- [Collection entries]:
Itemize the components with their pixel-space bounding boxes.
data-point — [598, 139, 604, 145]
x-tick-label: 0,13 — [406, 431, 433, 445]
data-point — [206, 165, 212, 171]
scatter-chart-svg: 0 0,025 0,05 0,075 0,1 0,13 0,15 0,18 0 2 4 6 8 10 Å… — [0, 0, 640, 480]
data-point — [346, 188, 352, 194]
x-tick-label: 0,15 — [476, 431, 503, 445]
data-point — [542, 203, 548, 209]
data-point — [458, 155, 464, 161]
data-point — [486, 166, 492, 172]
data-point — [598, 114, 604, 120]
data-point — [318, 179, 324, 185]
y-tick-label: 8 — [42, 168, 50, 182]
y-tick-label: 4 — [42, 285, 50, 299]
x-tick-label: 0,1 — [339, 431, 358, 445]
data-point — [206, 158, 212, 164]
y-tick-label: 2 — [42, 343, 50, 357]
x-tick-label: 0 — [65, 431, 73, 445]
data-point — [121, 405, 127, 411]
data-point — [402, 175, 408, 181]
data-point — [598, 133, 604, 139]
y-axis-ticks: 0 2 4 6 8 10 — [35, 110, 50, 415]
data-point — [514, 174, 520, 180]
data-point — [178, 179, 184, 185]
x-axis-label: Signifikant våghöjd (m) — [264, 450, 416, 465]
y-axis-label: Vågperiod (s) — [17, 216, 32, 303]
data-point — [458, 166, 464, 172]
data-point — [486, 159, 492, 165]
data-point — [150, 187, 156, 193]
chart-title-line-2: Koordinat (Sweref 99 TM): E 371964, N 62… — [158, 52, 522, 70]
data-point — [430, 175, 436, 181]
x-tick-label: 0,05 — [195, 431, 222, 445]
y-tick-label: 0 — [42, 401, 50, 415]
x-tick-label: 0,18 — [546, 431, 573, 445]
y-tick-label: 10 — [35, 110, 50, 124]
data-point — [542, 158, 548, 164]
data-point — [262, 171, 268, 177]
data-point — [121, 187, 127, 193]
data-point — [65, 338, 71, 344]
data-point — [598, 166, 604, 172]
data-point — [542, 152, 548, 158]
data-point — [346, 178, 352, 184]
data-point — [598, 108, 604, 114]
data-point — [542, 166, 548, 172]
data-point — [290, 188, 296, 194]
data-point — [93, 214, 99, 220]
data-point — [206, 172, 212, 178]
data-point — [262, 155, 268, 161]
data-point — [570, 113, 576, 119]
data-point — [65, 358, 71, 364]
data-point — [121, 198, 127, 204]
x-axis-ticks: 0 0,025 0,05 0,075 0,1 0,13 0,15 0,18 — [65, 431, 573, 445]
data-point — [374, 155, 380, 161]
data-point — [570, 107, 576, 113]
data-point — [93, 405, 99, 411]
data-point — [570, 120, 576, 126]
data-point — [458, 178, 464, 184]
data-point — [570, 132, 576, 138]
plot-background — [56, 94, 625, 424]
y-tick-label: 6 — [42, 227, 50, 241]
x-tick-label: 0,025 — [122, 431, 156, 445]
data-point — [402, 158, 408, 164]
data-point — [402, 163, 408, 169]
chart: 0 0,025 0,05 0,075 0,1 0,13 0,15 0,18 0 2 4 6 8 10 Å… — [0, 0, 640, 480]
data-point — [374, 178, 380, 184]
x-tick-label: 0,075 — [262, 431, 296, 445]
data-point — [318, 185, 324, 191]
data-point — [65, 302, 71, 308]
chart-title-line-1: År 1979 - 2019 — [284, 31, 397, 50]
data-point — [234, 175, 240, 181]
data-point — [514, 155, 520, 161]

- [Goal of the exercise]:
Transcribe each of the rows above without changing a single character.

- [Complete output]:
Itemize the components with their pixel-space bounding boxes.
data-point — [598, 139, 604, 145]
x-tick-label: 0,13 — [406, 431, 433, 445]
data-point — [206, 165, 212, 171]
scatter-chart-svg: 0 0,025 0,05 0,075 0,1 0,13 0,15 0,18 0 2 4 6 8 10 Å… — [0, 0, 640, 480]
data-point — [346, 188, 352, 194]
x-tick-label: 0,15 — [476, 431, 503, 445]
data-point — [542, 203, 548, 209]
data-point — [458, 155, 464, 161]
data-point — [486, 166, 492, 172]
data-point — [598, 114, 604, 120]
data-point — [318, 179, 324, 185]
y-tick-label: 8 — [42, 168, 50, 182]
y-tick-label: 4 — [42, 285, 50, 299]
x-tick-label: 0,1 — [339, 431, 358, 445]
data-point — [206, 158, 212, 164]
y-tick-label: 2 — [42, 343, 50, 357]
x-tick-label: 0 — [65, 431, 73, 445]
data-point — [121, 405, 127, 411]
data-point — [402, 175, 408, 181]
data-point — [598, 133, 604, 139]
y-axis-ticks: 0 2 4 6 8 10 — [35, 110, 50, 415]
data-point — [514, 174, 520, 180]
data-point — [178, 179, 184, 185]
x-axis-label: Signifikant våghöjd (m) — [264, 450, 416, 465]
y-axis-label: Vågperiod (s) — [17, 216, 32, 303]
data-point — [458, 166, 464, 172]
data-point — [486, 159, 492, 165]
data-point — [150, 187, 156, 193]
chart-title-line-2: Koordinat (Sweref 99 TM): E 371964, N 62… — [158, 52, 522, 70]
data-point — [430, 175, 436, 181]
x-tick-label: 0,05 — [195, 431, 222, 445]
y-tick-label: 0 — [42, 401, 50, 415]
x-tick-label: 0,18 — [546, 431, 573, 445]
y-tick-label: 10 — [35, 110, 50, 124]
data-point — [542, 158, 548, 164]
data-point — [262, 171, 268, 177]
data-point — [121, 187, 127, 193]
data-point — [65, 338, 71, 344]
data-point — [598, 166, 604, 172]
data-point — [542, 152, 548, 158]
data-point — [346, 178, 352, 184]
data-point — [598, 108, 604, 114]
data-point — [542, 166, 548, 172]
data-point — [290, 188, 296, 194]
data-point — [93, 214, 99, 220]
data-point — [206, 172, 212, 178]
data-point — [262, 155, 268, 161]
data-point — [570, 113, 576, 119]
data-point — [65, 358, 71, 364]
data-point — [121, 198, 127, 204]
x-axis-ticks: 0 0,025 0,05 0,075 0,1 0,13 0,15 0,18 — [65, 431, 573, 445]
data-point — [374, 155, 380, 161]
data-point — [570, 107, 576, 113]
data-point — [93, 405, 99, 411]
data-point — [570, 120, 576, 126]
data-point — [458, 178, 464, 184]
data-point — [570, 132, 576, 138]
plot-background — [56, 94, 625, 424]
y-tick-label: 6 — [42, 227, 50, 241]
x-tick-label: 0,025 — [122, 431, 156, 445]
data-point — [402, 158, 408, 164]
data-point — [402, 163, 408, 169]
chart: 0 0,025 0,05 0,075 0,1 0,13 0,15 0,18 0 2 4 6 8 10 Å… — [0, 0, 640, 480]
data-point — [374, 178, 380, 184]
x-tick-label: 0,075 — [262, 431, 296, 445]
data-point — [318, 185, 324, 191]
data-point — [65, 302, 71, 308]
chart-title-line-1: År 1979 - 2019 — [284, 31, 397, 50]
data-point — [234, 175, 240, 181]
data-point — [514, 155, 520, 161]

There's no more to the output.